--- start ---
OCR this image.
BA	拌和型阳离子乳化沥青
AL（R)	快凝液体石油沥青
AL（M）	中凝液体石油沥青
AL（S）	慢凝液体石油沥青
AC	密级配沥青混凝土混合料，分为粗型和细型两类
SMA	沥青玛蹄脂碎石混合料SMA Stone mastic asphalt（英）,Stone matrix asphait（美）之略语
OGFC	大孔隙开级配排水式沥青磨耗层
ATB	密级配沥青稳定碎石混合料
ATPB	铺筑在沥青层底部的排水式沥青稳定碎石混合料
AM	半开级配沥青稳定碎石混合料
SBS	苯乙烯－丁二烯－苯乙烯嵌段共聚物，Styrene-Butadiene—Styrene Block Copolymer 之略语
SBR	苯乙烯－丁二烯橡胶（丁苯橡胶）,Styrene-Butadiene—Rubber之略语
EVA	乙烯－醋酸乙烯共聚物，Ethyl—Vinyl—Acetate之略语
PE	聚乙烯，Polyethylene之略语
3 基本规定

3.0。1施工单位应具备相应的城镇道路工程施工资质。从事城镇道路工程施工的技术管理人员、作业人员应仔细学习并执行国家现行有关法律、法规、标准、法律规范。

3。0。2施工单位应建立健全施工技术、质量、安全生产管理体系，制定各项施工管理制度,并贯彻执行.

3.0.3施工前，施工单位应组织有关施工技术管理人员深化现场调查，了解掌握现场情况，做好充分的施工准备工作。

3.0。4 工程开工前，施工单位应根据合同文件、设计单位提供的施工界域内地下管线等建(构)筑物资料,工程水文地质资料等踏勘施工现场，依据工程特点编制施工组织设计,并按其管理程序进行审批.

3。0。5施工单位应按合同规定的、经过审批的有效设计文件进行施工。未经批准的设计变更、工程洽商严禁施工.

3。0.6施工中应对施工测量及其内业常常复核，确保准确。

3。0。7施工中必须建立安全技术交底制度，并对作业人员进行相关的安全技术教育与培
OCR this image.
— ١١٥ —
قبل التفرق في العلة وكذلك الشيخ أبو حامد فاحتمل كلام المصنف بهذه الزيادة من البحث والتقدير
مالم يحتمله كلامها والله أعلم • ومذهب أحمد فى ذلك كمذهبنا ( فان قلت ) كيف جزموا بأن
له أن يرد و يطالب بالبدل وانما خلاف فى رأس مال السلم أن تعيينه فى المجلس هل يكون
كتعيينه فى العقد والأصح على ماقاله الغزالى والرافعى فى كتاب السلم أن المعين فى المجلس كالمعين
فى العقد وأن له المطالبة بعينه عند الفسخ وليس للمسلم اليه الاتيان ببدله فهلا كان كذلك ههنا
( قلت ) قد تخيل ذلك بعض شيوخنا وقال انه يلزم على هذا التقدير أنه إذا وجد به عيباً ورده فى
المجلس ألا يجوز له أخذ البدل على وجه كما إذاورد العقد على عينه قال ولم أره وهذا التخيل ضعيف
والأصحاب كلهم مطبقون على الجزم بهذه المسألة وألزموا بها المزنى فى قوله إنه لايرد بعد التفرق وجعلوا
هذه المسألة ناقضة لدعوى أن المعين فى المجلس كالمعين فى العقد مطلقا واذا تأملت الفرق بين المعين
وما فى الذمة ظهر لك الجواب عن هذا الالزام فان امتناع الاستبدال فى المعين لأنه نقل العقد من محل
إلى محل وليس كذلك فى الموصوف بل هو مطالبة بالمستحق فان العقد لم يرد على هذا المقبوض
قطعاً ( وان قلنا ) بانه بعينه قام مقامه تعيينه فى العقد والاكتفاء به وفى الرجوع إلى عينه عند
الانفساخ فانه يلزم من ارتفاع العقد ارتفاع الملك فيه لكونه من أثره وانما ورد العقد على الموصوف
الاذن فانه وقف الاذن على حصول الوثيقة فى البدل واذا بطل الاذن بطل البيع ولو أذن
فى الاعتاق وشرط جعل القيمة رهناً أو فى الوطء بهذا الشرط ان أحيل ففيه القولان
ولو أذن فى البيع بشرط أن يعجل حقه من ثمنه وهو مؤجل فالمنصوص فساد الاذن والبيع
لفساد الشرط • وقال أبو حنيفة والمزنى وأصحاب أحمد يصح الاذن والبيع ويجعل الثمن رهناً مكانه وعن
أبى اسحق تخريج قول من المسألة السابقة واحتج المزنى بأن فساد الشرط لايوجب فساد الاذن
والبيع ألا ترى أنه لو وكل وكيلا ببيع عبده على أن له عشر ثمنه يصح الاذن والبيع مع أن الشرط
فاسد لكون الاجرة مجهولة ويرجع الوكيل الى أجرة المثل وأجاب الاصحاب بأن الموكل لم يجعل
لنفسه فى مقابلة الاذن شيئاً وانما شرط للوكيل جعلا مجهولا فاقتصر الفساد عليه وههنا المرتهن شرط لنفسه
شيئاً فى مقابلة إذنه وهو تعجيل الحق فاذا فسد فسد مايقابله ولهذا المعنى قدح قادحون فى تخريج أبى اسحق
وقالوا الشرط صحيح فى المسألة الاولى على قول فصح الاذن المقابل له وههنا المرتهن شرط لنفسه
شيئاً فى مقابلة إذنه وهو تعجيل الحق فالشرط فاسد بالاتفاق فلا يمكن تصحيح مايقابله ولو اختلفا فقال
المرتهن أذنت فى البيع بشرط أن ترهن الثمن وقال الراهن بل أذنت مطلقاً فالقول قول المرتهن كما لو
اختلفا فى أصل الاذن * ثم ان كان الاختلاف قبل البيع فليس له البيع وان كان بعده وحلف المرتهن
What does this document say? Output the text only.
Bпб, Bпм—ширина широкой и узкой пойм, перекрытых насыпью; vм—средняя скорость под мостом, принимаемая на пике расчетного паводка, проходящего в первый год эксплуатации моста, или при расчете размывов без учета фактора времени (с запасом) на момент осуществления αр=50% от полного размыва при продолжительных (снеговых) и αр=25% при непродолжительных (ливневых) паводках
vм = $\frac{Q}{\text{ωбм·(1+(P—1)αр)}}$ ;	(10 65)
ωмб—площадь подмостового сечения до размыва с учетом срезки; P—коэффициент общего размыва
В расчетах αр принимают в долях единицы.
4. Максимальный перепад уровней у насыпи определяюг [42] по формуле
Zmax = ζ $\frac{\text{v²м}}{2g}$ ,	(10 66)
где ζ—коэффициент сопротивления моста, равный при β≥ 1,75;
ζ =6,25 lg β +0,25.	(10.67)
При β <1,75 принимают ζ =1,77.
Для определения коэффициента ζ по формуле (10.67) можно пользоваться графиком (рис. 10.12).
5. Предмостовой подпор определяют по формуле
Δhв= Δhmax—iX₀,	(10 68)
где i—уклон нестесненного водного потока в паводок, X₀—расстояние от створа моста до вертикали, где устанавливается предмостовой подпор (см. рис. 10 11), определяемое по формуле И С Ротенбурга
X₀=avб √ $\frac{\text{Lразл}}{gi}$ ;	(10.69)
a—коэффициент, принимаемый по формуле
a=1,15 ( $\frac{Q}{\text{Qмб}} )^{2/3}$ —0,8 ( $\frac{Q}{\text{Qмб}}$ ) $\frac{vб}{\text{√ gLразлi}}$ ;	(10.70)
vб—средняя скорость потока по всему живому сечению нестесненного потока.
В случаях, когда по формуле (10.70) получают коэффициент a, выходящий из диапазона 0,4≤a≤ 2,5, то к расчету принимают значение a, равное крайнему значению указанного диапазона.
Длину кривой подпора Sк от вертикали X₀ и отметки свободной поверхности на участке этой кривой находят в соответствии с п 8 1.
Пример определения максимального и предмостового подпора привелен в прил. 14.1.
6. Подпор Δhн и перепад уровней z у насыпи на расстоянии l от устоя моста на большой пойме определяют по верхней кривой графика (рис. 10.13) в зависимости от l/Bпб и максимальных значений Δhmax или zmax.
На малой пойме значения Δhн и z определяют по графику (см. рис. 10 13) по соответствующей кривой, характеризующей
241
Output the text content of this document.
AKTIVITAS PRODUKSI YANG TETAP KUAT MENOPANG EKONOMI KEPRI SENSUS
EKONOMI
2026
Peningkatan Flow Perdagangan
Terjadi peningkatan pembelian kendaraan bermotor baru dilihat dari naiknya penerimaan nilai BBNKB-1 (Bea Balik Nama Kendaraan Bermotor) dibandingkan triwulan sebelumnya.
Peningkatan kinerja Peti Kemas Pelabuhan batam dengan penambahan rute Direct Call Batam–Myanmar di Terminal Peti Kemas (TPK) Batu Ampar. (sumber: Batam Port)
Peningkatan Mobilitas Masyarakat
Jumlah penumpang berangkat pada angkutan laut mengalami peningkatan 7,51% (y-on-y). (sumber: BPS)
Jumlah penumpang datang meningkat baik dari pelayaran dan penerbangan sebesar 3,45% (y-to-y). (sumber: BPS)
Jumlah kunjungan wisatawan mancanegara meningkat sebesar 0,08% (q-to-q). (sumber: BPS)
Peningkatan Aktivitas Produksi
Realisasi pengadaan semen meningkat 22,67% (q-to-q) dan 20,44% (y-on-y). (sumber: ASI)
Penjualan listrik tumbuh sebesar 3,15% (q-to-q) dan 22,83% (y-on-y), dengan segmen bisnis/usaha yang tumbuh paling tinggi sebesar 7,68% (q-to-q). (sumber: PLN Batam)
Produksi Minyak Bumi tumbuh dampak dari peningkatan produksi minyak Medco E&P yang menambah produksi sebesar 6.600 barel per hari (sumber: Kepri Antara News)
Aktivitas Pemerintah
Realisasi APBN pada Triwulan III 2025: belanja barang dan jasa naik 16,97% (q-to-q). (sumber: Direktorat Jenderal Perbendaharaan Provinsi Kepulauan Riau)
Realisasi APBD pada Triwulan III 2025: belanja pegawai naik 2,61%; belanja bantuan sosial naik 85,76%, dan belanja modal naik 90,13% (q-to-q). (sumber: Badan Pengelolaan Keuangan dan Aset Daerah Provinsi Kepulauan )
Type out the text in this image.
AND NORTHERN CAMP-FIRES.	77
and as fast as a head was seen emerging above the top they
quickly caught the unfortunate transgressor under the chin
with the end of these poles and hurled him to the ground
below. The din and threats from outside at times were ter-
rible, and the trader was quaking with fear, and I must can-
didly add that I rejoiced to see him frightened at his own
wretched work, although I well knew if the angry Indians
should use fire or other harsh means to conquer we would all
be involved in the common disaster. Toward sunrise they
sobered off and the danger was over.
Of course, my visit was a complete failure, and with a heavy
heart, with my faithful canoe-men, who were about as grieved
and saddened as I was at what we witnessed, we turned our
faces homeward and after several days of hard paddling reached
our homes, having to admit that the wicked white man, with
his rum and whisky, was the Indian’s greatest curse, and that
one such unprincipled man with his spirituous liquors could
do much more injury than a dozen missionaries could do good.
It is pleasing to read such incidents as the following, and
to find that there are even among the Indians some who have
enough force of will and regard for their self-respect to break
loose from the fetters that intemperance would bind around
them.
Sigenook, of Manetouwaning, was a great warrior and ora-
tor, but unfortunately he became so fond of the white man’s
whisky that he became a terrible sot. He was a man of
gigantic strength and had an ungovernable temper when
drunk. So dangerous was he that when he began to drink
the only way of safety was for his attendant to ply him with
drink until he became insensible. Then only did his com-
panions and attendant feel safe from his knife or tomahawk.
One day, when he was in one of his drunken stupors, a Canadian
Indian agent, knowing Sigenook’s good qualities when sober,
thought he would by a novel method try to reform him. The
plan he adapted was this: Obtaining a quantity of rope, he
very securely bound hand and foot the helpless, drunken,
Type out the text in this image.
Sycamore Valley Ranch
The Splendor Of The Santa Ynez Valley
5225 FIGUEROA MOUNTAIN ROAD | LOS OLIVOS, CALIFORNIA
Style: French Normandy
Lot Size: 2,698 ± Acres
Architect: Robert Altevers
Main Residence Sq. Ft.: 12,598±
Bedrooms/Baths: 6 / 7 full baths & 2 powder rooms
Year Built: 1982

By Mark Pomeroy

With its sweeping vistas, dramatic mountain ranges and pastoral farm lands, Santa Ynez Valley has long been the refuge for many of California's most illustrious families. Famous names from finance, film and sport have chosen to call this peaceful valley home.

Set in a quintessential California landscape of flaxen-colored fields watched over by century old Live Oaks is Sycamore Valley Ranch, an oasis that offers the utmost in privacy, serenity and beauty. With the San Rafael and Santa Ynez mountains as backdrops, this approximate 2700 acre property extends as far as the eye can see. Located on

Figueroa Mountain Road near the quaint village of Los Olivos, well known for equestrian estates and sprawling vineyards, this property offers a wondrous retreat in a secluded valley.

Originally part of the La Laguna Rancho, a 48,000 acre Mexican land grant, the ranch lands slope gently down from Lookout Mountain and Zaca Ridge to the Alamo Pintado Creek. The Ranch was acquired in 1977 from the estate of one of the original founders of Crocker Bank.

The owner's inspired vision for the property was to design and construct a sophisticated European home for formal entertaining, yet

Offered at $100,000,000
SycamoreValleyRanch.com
--- end ---
To be done
Filter the entries down to the lines with the word "الحق" in them.

The solution
شيئاً فى مقابلة إذنه وهو تعجيل الحق فاذا فسد فسد مايقابله ولهذا المعنى قدح قادحون فى تخريج أبى اسحق
شيئاً فى مقابلة إذنه وهو تعجيل الحق فالشرط فاسد بالاتفاق فلا يمكن تصحيح مايقابله ولو اختلفا فقال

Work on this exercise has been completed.